What you will do » The records below must be written out exactly, with every picture left behind.

Records for processing »
================================
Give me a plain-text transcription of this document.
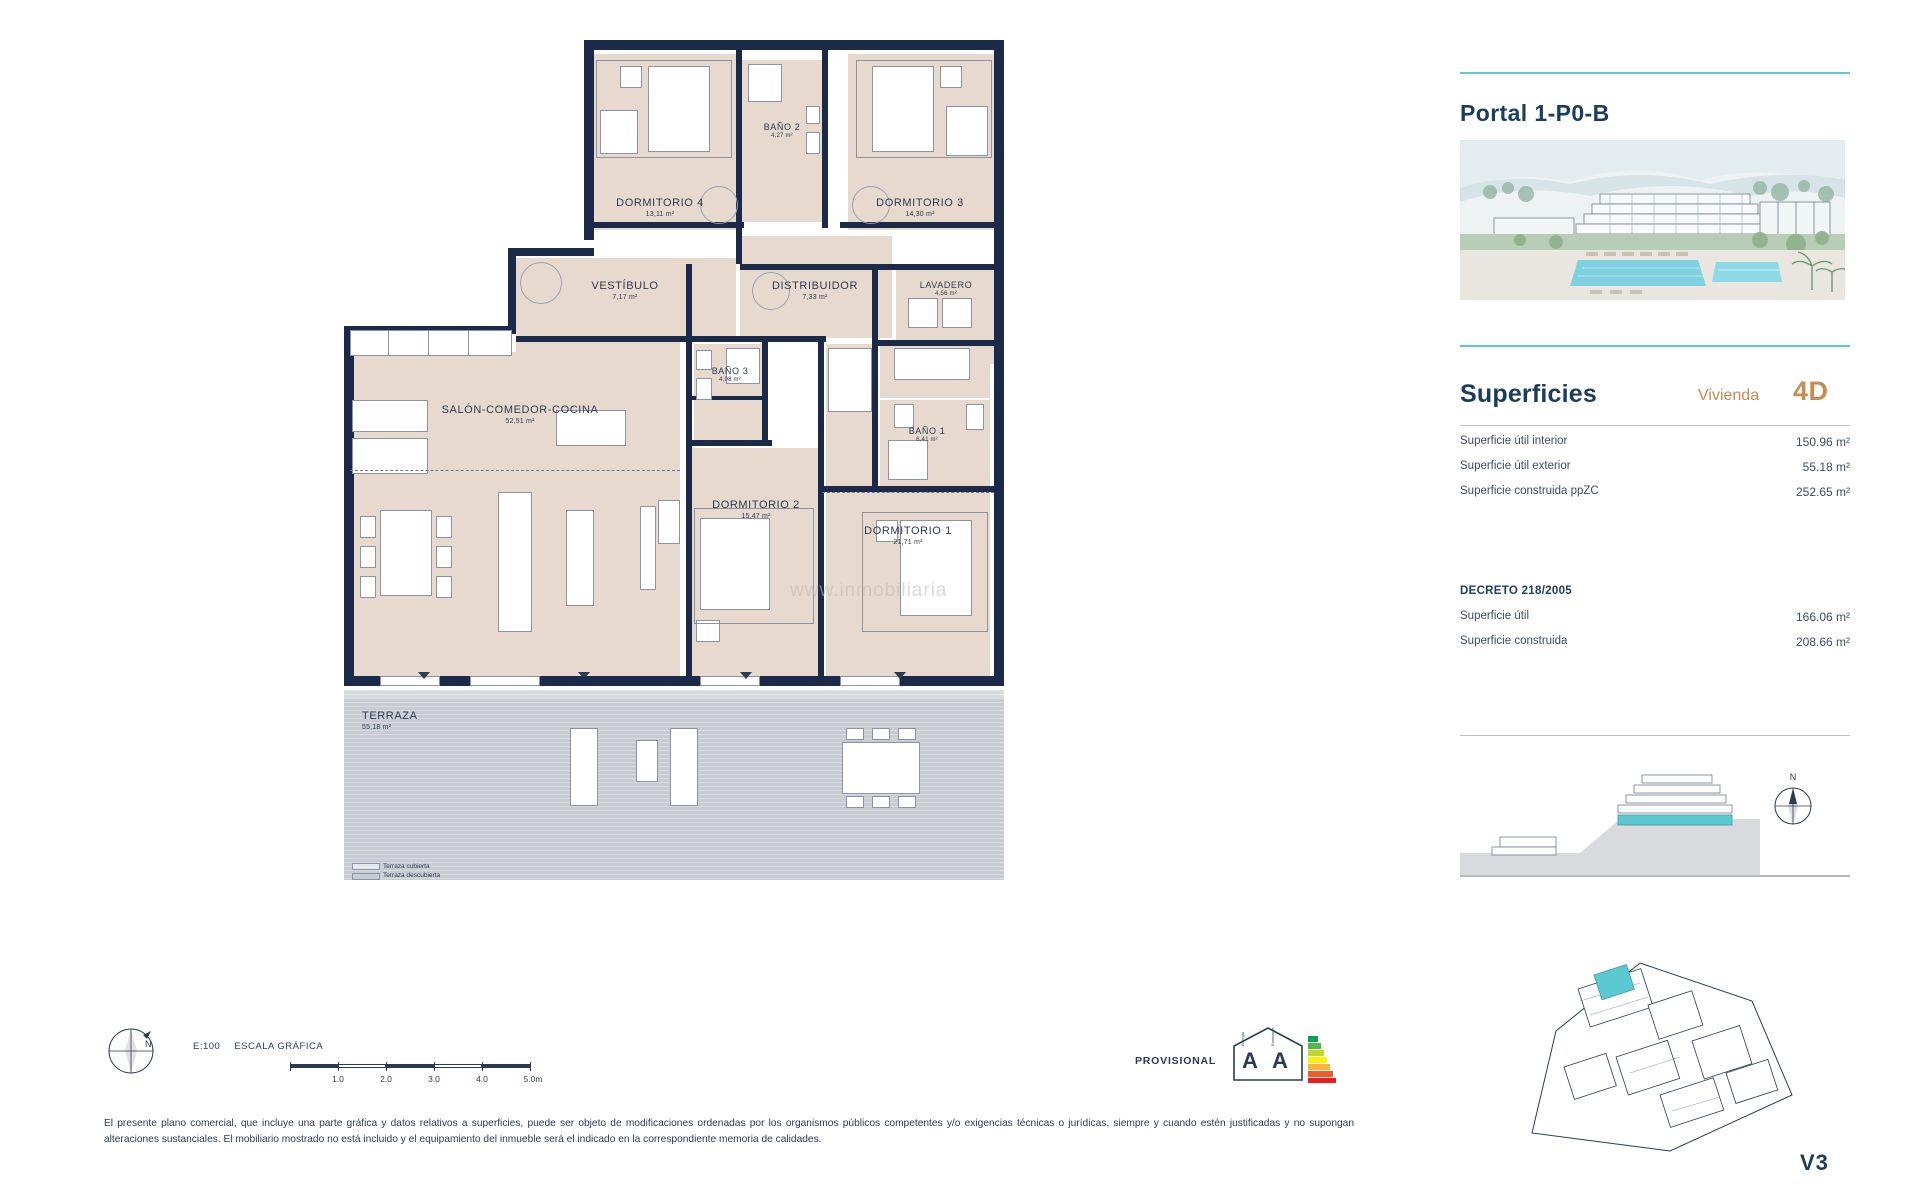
Terraza cubierta
Terraza descubierta
DORMITORIO 4
13,11 m²
BAÑO 2
4,27 m²
DORMITORIO 3
14,30 m²
VESTÍBULO
7,17 m²
DISTRIBUIDOR
7,33 m²
LAVADERO
4,56 m²
SALÓN-COMEDOR-COCINA
52,51 m²
BAÑO 3
4,08 m²
BAÑO 1
6,41 m²
DORMITORIO 2
15,47 m²
DORMITORIO 1
21,71 m²
TERRAZA
55,18 m²
www.inmobiliaria
N	E:100 ESCALA GRÁFICA
1.0	2.0	3.0	4.0	5.0m
PROVISIONAL A A
Energía	Emisiones
El presente plano comercial, que incluye una parte gráfica y datos relativos a superficies, puede ser objeto de modificaciones ordenadas por los organismos públicos competentes y/o exigencias técnicas o jurídicas, siempre y cuando estén justificadas y no supongan alteraciones sustanciales. El mobiliario mostrado no está incluido y el equipamiento del inmueble será el indicado en la correspondiente memoria de calidades.
Portal 1-P0-B
Superficies	Vivienda 4D
Superficie útil interior	150.96 m²
Superficie útil exterior	55.18 m²
Superficie construida ppZC	252.65 m²
DECRETO 218/2005
Superficie útil	166.06 m²
Superficie construida	208.66 m²
N
V3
================================
Response below »
Give me a plain-text transcription of this document.
Terraza cubierta
Terraza descubierta
DORMITORIO 4
13,11 m²
BAÑO 2
4,27 m²
DORMITORIO 3
14,30 m²
VESTÍBULO
7,17 m²
DISTRIBUIDOR
7,33 m²
LAVADERO
4,56 m²
SALÓN-COMEDOR-COCINA
52,51 m²
BAÑO 3
4,08 m²
BAÑO 1
6,41 m²
DORMITORIO 2
15,47 m²
DORMITORIO 1
21,71 m²
TERRAZA
55,18 m²
www.inmobiliaria
N	E:100 ESCALA GRÁFICA
1.0	2.0	3.0	4.0	5.0m
PROVISIONAL A A
Energía	Emisiones
El presente plano comercial, que incluye una parte gráfica y datos relativos a superficies, puede ser objeto de modificaciones ordenadas por los organismos públicos competentes y/o exigencias técnicas o jurídicas, siempre y cuando estén justificadas y no supongan alteraciones sustanciales. El mobiliario mostrado no está incluido y el equipamiento del inmueble será el indicado en la correspondiente memoria de calidades.
Portal 1-P0-B
Superficies	Vivienda 4D
Superficie útil interior	150.96 m²
Superficie útil exterior	55.18 m²
Superficie construida ppZC	252.65 m²
DECRETO 218/2005
Superficie útil	166.06 m²
Superficie construida	208.66 m²
N
V3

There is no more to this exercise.